MATERIAL FOR THIS EXERCISE
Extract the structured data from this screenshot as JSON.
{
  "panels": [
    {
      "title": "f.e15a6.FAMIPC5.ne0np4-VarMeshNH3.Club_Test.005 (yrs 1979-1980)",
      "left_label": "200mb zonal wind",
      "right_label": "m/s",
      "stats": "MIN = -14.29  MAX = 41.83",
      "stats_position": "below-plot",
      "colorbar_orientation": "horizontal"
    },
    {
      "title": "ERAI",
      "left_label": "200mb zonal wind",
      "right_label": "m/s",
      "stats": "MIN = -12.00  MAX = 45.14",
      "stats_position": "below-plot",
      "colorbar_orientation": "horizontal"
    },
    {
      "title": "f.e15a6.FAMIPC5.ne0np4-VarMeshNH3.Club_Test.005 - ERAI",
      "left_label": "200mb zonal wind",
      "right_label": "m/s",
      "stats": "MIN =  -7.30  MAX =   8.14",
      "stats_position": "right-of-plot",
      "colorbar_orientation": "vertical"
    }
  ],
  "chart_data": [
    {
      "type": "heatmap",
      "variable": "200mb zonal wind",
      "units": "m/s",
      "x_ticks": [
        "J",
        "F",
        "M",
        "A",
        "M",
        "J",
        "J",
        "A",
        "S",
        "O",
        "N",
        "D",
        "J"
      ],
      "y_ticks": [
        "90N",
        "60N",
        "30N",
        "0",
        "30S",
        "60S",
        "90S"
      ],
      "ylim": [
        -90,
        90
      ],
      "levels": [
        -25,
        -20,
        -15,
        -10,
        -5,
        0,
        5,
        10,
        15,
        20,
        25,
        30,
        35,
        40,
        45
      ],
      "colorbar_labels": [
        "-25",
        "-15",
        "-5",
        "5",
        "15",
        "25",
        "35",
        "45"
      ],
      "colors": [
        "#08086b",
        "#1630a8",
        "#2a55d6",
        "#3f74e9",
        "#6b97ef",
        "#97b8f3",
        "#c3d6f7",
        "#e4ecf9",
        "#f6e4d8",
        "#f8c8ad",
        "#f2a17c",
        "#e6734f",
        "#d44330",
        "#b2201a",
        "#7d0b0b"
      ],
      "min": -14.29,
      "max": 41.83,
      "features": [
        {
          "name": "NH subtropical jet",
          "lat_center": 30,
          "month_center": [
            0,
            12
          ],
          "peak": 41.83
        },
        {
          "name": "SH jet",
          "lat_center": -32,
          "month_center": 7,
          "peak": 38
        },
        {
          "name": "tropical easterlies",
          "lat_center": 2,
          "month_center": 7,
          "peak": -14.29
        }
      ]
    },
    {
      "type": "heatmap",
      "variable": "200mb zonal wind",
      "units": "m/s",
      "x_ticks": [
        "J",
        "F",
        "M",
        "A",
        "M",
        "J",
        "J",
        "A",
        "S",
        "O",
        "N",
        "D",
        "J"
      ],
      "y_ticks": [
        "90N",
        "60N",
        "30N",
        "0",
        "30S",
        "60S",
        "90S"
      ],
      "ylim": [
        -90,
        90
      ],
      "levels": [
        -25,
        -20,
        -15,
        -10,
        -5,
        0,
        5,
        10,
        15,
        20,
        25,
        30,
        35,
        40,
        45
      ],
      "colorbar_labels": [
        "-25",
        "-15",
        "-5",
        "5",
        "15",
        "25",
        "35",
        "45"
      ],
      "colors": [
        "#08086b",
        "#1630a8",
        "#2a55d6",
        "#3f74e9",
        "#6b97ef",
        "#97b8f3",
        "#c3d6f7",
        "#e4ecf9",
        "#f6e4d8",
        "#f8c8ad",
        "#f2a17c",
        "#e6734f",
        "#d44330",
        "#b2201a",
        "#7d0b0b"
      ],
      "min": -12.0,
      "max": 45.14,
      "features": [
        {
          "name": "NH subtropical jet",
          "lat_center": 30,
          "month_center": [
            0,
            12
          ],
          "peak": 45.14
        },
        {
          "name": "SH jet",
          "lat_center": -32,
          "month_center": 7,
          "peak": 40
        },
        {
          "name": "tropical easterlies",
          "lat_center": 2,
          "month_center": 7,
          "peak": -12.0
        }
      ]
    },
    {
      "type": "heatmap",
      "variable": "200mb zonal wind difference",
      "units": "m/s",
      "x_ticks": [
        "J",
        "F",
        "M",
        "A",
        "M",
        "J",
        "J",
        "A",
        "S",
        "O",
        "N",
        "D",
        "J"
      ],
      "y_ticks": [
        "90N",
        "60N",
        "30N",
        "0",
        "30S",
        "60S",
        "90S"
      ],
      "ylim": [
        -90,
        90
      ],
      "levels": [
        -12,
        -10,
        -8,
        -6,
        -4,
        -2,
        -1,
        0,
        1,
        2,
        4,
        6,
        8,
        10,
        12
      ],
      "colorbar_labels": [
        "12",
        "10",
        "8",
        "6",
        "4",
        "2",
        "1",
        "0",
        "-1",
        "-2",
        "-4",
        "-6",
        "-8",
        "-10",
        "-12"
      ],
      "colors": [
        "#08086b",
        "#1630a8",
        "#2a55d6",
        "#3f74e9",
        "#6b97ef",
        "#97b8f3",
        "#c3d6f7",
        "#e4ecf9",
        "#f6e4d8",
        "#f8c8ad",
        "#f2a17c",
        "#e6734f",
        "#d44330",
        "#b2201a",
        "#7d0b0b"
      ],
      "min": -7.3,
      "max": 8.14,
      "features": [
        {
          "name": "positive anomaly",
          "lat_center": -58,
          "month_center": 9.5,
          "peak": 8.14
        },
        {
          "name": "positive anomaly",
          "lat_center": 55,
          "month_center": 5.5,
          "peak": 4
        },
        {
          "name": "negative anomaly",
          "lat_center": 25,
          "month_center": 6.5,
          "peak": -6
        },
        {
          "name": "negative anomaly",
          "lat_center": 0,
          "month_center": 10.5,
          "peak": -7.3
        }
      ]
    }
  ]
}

TASK STATEMENT
Print all of the data exactly as it was given.

CORRECT OUTPUT
Extract the structured data from this screenshot as JSON.
{
  "panels": [
    {
      "title": "f.e15a6.FAMIPC5.ne0np4-VarMeshNH3.Club_Test.005 (yrs 1979-1980)",
      "left_label": "200mb zonal wind",
      "right_label": "m/s",
      "stats": "MIN = -14.29  MAX = 41.83",
      "stats_position": "below-plot",
      "colorbar_orientation": "horizontal"
    },
    {
      "title": "ERAI",
      "left_label": "200mb zonal wind",
      "right_label": "m/s",
      "stats": "MIN = -12.00  MAX = 45.14",
      "stats_position": "below-plot",
      "colorbar_orientation": "horizontal"
    },
    {
      "title": "f.e15a6.FAMIPC5.ne0np4-VarMeshNH3.Club_Test.005 - ERAI",
      "left_label": "200mb zonal wind",
      "right_label": "m/s",
      "stats": "MIN =  -7.30  MAX =   8.14",
      "stats_position": "right-of-plot",
      "colorbar_orientation": "vertical"
    }
  ],
  "chart_data": [
    {
      "type": "heatmap",
      "variable": "200mb zonal wind",
      "units": "m/s",
      "x_ticks": [
        "J",
        "F",
        "M",
        "A",
        "M",
        "J",
        "J",
        "A",
        "S",
        "O",
        "N",
        "D",
        "J"
      ],
      "y_ticks": [
        "90N",
        "60N",
        "30N",
        "0",
        "30S",
        "60S",
        "90S"
      ],
      "ylim": [
        -90,
        90
      ],
      "levels": [
        -25,
        -20,
        -15,
        -10,
        -5,
        0,
        5,
        10,
        15,
        20,
        25,
        30,
        35,
        40,
        45
      ],
      "colorbar_labels": [
        "-25",
        "-15",
        "-5",
        "5",
        "15",
        "25",
        "35",
        "45"
      ],
      "colors": [
        "#08086b",
        "#1630a8",
        "#2a55d6",
        "#3f74e9",
        "#6b97ef",
        "#97b8f3",
        "#c3d6f7",
        "#e4ecf9",
        "#f6e4d8",
        "#f8c8ad",
        "#f2a17c",
        "#e6734f",
        "#d44330",
        "#b2201a",
        "#7d0b0b"
      ],
      "min": -14.29,
      "max": 41.83,
      "features": [
        {
          "name": "NH subtropical jet",
          "lat_center": 30,
          "month_center": [
            0,
            12
          ],
          "peak": 41.83
        },
        {
          "name": "SH jet",
          "lat_center": -32,
          "month_center": 7,
          "peak": 38
        },
        {
          "name": "tropical easterlies",
          "lat_center": 2,
          "month_center": 7,
          "peak": -14.29
        }
      ]
    },
    {
      "type": "heatmap",
      "variable": "200mb zonal wind",
      "units": "m/s",
      "x_ticks": [
        "J",
        "F",
        "M",
        "A",
        "M",
        "J",
        "J",
        "A",
        "S",
        "O",
        "N",
        "D",
        "J"
      ],
      "y_ticks": [
        "90N",
        "60N",
        "30N",
        "0",
        "30S",
        "60S",
        "90S"
      ],
      "ylim": [
        -90,
        90
      ],
      "levels": [
        -25,
        -20,
        -15,
        -10,
        -5,
        0,
        5,
        10,
        15,
        20,
        25,
        30,
        35,
        40,
        45
      ],
      "colorbar_labels": [
        "-25",
        "-15",
        "-5",
        "5",
        "15",
        "25",
        "35",
        "45"
      ],
      "colors": [
        "#08086b",
        "#1630a8",
        "#2a55d6",
        "#3f74e9",
        "#6b97ef",
        "#97b8f3",
        "#c3d6f7",
        "#e4ecf9",
        "#f6e4d8",
        "#f8c8ad",
        "#f2a17c",
        "#e6734f",
        "#d44330",
        "#b2201a",
        "#7d0b0b"
      ],
      "min": -12.0,
      "max": 45.14,
      "features": [
        {
          "name": "NH subtropical jet",
          "lat_center": 30,
          "month_center": [
            0,
            12
          ],
          "peak": 45.14
        },
        {
          "name": "SH jet",
          "lat_center": -32,
          "month_center": 7,
          "peak": 40
        },
        {
          "name": "tropical easterlies",
          "lat_center": 2,
          "month_center": 7,
          "peak": -12.0
        }
      ]
    },
    {
      "type": "heatmap",
      "variable": "200mb zonal wind difference",
      "units": "m/s",
      "x_ticks": [
        "J",
        "F",
        "M",
        "A",
        "M",
        "J",
        "J",
        "A",
        "S",
        "O",
        "N",
        "D",
        "J"
      ],
      "y_ticks": [
        "90N",
        "60N",
        "30N",
        "0",
        "30S",
        "60S",
        "90S"
      ],
      "ylim": [
        -90,
        90
      ],
      "levels": [
        -12,
        -10,
        -8,
        -6,
        -4,
        -2,
        -1,
        0,
        1,
        2,
        4,
        6,
        8,
        10,
        12
      ],
      "colorbar_labels": [
        "12",
        "10",
        "8",
        "6",
        "4",
        "2",
        "1",
        "0",
        "-1",
        "-2",
        "-4",
        "-6",
        "-8",
        "-10",
        "-12"
      ],
      "colors": [
        "#08086b",
        "#1630a8",
        "#2a55d6",
        "#3f74e9",
        "#6b97ef",
        "#97b8f3",
        "#c3d6f7",
        "#e4ecf9",
        "#f6e4d8",
        "#f8c8ad",
        "#f2a17c",
        "#e6734f",
        "#d44330",
        "#b2201a",
        "#7d0b0b"
      ],
      "min": -7.3,
      "max": 8.14,
      "features": [
        {
          "name": "positive anomaly",
          "lat_center": -58,
          "month_center": 9.5,
          "peak": 8.14
        },
        {
          "name": "positive anomaly",
          "lat_center": 55,
          "month_center": 5.5,
          "peak": 4
        },
        {
          "name": "negative anomaly",
          "lat_center": 25,
          "month_center": 6.5,
          "peak": -6
        },
        {
          "name": "negative anomaly",
          "lat_center": 0,
          "month_center": 10.5,
          "peak": -7.3
        }
      ]
    }
  ]
}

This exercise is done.